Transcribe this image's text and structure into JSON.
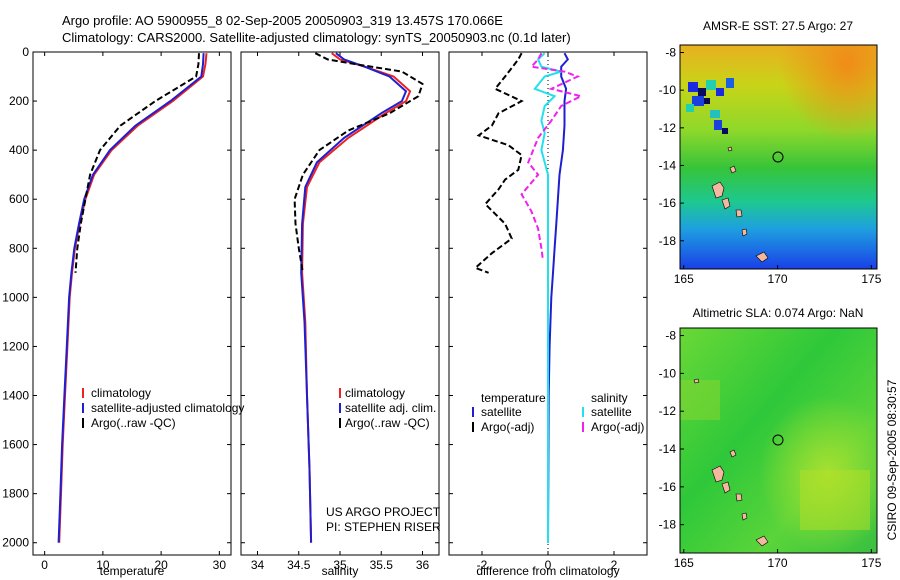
{
  "header": {
    "title_line1": "Argo profile: AO 5900955_8 02-Sep-2005 20050903_319 13.457S 170.066E",
    "title_line2": "Climatology: CARS2000. Satellite-adjusted climatology: synTS_20050903.nc (0.1d later)"
  },
  "credit": {
    "line1": "US ARGO PROJECT",
    "line2": "PI: STEPHEN RISER"
  },
  "side_stamp": "CSIRO 09-Sep-2005 08:30:57",
  "colors": {
    "climatology": "#ee2222",
    "satellite": "#1f1fd0",
    "argo": "#000000",
    "satellite_diff_sal": "#22e0ee",
    "argo_diff_sal": "#ee22ee"
  },
  "chart_data": [
    {
      "type": "line",
      "id": "temperature",
      "xlabel": "temperature",
      "ylabel": "",
      "xlim": [
        -2,
        32
      ],
      "ylim": [
        2050,
        0
      ],
      "xticks": [
        0,
        10,
        20,
        30
      ],
      "yticks": [
        0,
        200,
        400,
        600,
        800,
        1000,
        1200,
        1400,
        1600,
        1800,
        2000
      ],
      "legend": {
        "placement": "bottom-left",
        "entries": [
          "climatology",
          "satellite-adjusted climatology",
          "Argo(..raw -QC)"
        ]
      },
      "series": [
        {
          "name": "climatology",
          "style": "solid",
          "color_key": "climatology",
          "points": [
            [
              27.8,
              5
            ],
            [
              27.6,
              50
            ],
            [
              27.2,
              100
            ],
            [
              22,
              200
            ],
            [
              16,
              300
            ],
            [
              11.5,
              400
            ],
            [
              8.5,
              500
            ],
            [
              7,
              600
            ],
            [
              6,
              700
            ],
            [
              5.2,
              800
            ],
            [
              4.7,
              900
            ],
            [
              4.3,
              1000
            ],
            [
              3.9,
              1200
            ],
            [
              3.5,
              1400
            ],
            [
              3.1,
              1600
            ],
            [
              2.8,
              1800
            ],
            [
              2.5,
              2000
            ]
          ]
        },
        {
          "name": "satellite-adjusted climatology",
          "style": "solid",
          "color_key": "satellite",
          "points": [
            [
              27.3,
              5
            ],
            [
              27.2,
              50
            ],
            [
              26.9,
              100
            ],
            [
              21.6,
              200
            ],
            [
              15.6,
              300
            ],
            [
              11.2,
              400
            ],
            [
              8.3,
              500
            ],
            [
              6.8,
              600
            ],
            [
              5.9,
              700
            ],
            [
              5.1,
              800
            ],
            [
              4.6,
              900
            ],
            [
              4.2,
              1000
            ],
            [
              3.8,
              1200
            ],
            [
              3.4,
              1400
            ],
            [
              3.0,
              1600
            ],
            [
              2.7,
              1800
            ],
            [
              2.4,
              2000
            ]
          ]
        },
        {
          "name": "Argo(..raw -QC)",
          "style": "dashed",
          "color_key": "argo",
          "points": [
            [
              26.5,
              5
            ],
            [
              26.4,
              50
            ],
            [
              26,
              100
            ],
            [
              19,
              200
            ],
            [
              13,
              300
            ],
            [
              9.5,
              400
            ],
            [
              7.8,
              500
            ],
            [
              7,
              600
            ],
            [
              6.2,
              700
            ],
            [
              5.6,
              800
            ],
            [
              5.3,
              900
            ]
          ]
        }
      ]
    },
    {
      "type": "line",
      "id": "salinity",
      "xlabel": "salinity",
      "ylabel": "",
      "xlim": [
        33.8,
        36.2
      ],
      "ylim": [
        2050,
        0
      ],
      "xticks": [
        34,
        34.5,
        35,
        35.5,
        36
      ],
      "yticks": [
        0,
        200,
        400,
        600,
        800,
        1000,
        1200,
        1400,
        1600,
        1800,
        2000
      ],
      "legend": {
        "placement": "bottom-right",
        "entries": [
          "climatology",
          "satellite adj. clim.",
          "Argo(..raw -QC)"
        ]
      },
      "series": [
        {
          "name": "climatology",
          "style": "solid",
          "color_key": "climatology",
          "points": [
            [
              34.9,
              5
            ],
            [
              35.0,
              30
            ],
            [
              35.3,
              60
            ],
            [
              35.65,
              100
            ],
            [
              35.85,
              160
            ],
            [
              35.8,
              200
            ],
            [
              35.55,
              250
            ],
            [
              35.1,
              350
            ],
            [
              34.75,
              450
            ],
            [
              34.6,
              550
            ],
            [
              34.55,
              700
            ],
            [
              34.54,
              900
            ],
            [
              34.58,
              1100
            ],
            [
              34.6,
              1400
            ],
            [
              34.63,
              1700
            ],
            [
              34.65,
              2000
            ]
          ]
        },
        {
          "name": "satellite adj. clim.",
          "style": "solid",
          "color_key": "satellite",
          "points": [
            [
              34.95,
              5
            ],
            [
              35.05,
              30
            ],
            [
              35.3,
              60
            ],
            [
              35.6,
              100
            ],
            [
              35.8,
              160
            ],
            [
              35.75,
              200
            ],
            [
              35.5,
              250
            ],
            [
              35.05,
              350
            ],
            [
              34.72,
              450
            ],
            [
              34.58,
              550
            ],
            [
              34.54,
              700
            ],
            [
              34.53,
              900
            ],
            [
              34.57,
              1100
            ],
            [
              34.6,
              1400
            ],
            [
              34.63,
              1700
            ],
            [
              34.65,
              2000
            ]
          ]
        },
        {
          "name": "Argo(..raw -QC)",
          "style": "dashed",
          "color_key": "argo",
          "points": [
            [
              34.7,
              5
            ],
            [
              34.85,
              30
            ],
            [
              35.2,
              50
            ],
            [
              35.75,
              80
            ],
            [
              36.0,
              130
            ],
            [
              35.95,
              180
            ],
            [
              35.6,
              250
            ],
            [
              35.1,
              320
            ],
            [
              34.75,
              400
            ],
            [
              34.55,
              500
            ],
            [
              34.45,
              600
            ],
            [
              34.46,
              700
            ],
            [
              34.5,
              800
            ],
            [
              34.55,
              900
            ]
          ]
        }
      ]
    },
    {
      "type": "line",
      "id": "difference",
      "xlabel": "difference from climatology",
      "ylabel": "",
      "xlim": [
        -3,
        3
      ],
      "ylim": [
        2050,
        0
      ],
      "xticks": [
        -2,
        0,
        2
      ],
      "yticks": [
        0,
        200,
        400,
        600,
        800,
        1000,
        1200,
        1400,
        1600,
        1800,
        2000
      ],
      "legend": {
        "placement": "bottom",
        "col_headers": [
          "temperature",
          "salinity"
        ],
        "entries": [
          "satellite",
          "Argo(-adj)",
          "satellite",
          "Argo(-adj)"
        ]
      },
      "series": [
        {
          "name": "satellite",
          "group": "temperature",
          "style": "solid",
          "color_key": "satellite",
          "points": [
            [
              0.5,
              5
            ],
            [
              0.6,
              30
            ],
            [
              0.4,
              60
            ],
            [
              0.4,
              100
            ],
            [
              0.55,
              150
            ],
            [
              0.5,
              200
            ],
            [
              0.5,
              300
            ],
            [
              0.45,
              400
            ],
            [
              0.35,
              500
            ],
            [
              0.3,
              600
            ],
            [
              0.25,
              700
            ],
            [
              0.2,
              800
            ],
            [
              0.15,
              900
            ],
            [
              0.1,
              1000
            ],
            [
              0.05,
              1200
            ],
            [
              0.02,
              1400
            ],
            [
              0,
              2000
            ]
          ]
        },
        {
          "name": "Argo(-adj)",
          "group": "temperature",
          "style": "dashed",
          "color_key": "argo",
          "points": [
            [
              -0.8,
              5
            ],
            [
              -0.9,
              30
            ],
            [
              -1.3,
              100
            ],
            [
              -1.6,
              150
            ],
            [
              -0.8,
              200
            ],
            [
              -1.5,
              250
            ],
            [
              -1.7,
              300
            ],
            [
              -2.1,
              340
            ],
            [
              -1.2,
              380
            ],
            [
              -0.8,
              420
            ],
            [
              -0.9,
              480
            ],
            [
              -1.3,
              520
            ],
            [
              -1.5,
              560
            ],
            [
              -1.9,
              620
            ],
            [
              -1.6,
              660
            ],
            [
              -1.3,
              700
            ],
            [
              -1.1,
              760
            ],
            [
              -1.7,
              820
            ],
            [
              -2.2,
              880
            ],
            [
              -1.8,
              900
            ]
          ]
        },
        {
          "name": "satellite",
          "group": "salinity",
          "style": "solid",
          "color_key": "satellite_diff_sal",
          "points": [
            [
              -0.1,
              5
            ],
            [
              -0.3,
              30
            ],
            [
              -0.2,
              60
            ],
            [
              0.4,
              80
            ],
            [
              -0.1,
              100
            ],
            [
              -0.4,
              150
            ],
            [
              0.2,
              180
            ],
            [
              -0.1,
              220
            ],
            [
              -0.2,
              280
            ],
            [
              -0.1,
              330
            ],
            [
              -0.2,
              400
            ],
            [
              0,
              500
            ],
            [
              0,
              600
            ],
            [
              0,
              800
            ],
            [
              0,
              1000
            ],
            [
              0,
              1400
            ],
            [
              0,
              2000
            ]
          ]
        },
        {
          "name": "Argo(-adj)",
          "group": "salinity",
          "style": "dashed",
          "color_key": "argo_diff_sal",
          "points": [
            [
              -0.2,
              5
            ],
            [
              -0.3,
              30
            ],
            [
              -0.5,
              60
            ],
            [
              0.5,
              80
            ],
            [
              0.9,
              100
            ],
            [
              0.1,
              150
            ],
            [
              1.0,
              180
            ],
            [
              0.4,
              220
            ],
            [
              0.1,
              280
            ],
            [
              -0.3,
              350
            ],
            [
              -0.6,
              450
            ],
            [
              -0.3,
              500
            ],
            [
              -0.8,
              580
            ],
            [
              -0.5,
              650
            ],
            [
              -0.3,
              720
            ],
            [
              -0.2,
              800
            ],
            [
              -0.15,
              850
            ]
          ]
        }
      ]
    },
    {
      "type": "heatmap",
      "id": "sst_map",
      "title": "AMSR-E SST: 27.5 Argo: 27",
      "xlim": [
        164.8,
        175.3
      ],
      "ylim": [
        -19.5,
        -7.6
      ],
      "xticks": [
        165,
        170,
        175
      ],
      "yticks": [
        -8,
        -10,
        -12,
        -14,
        -16,
        -18
      ],
      "marker": [
        170.066,
        -13.457
      ]
    },
    {
      "type": "heatmap",
      "id": "sla_map",
      "title": "Altimetric SLA: 0.074 Argo: NaN",
      "xlim": [
        164.8,
        175.3
      ],
      "ylim": [
        -19.5,
        -7.6
      ],
      "xticks": [
        165,
        170,
        175
      ],
      "yticks": [
        -8,
        -10,
        -12,
        -14,
        -16,
        -18
      ],
      "marker": [
        170.066,
        -13.457
      ]
    }
  ]
}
····················
Your task: List the lines of the material in which the word "temperature" occurs.

Answer to this exercise:
      "id": "temperature",
      "xlabel": "temperature",
          "temperature",
          "group": "temperature",
          "group": "temperature",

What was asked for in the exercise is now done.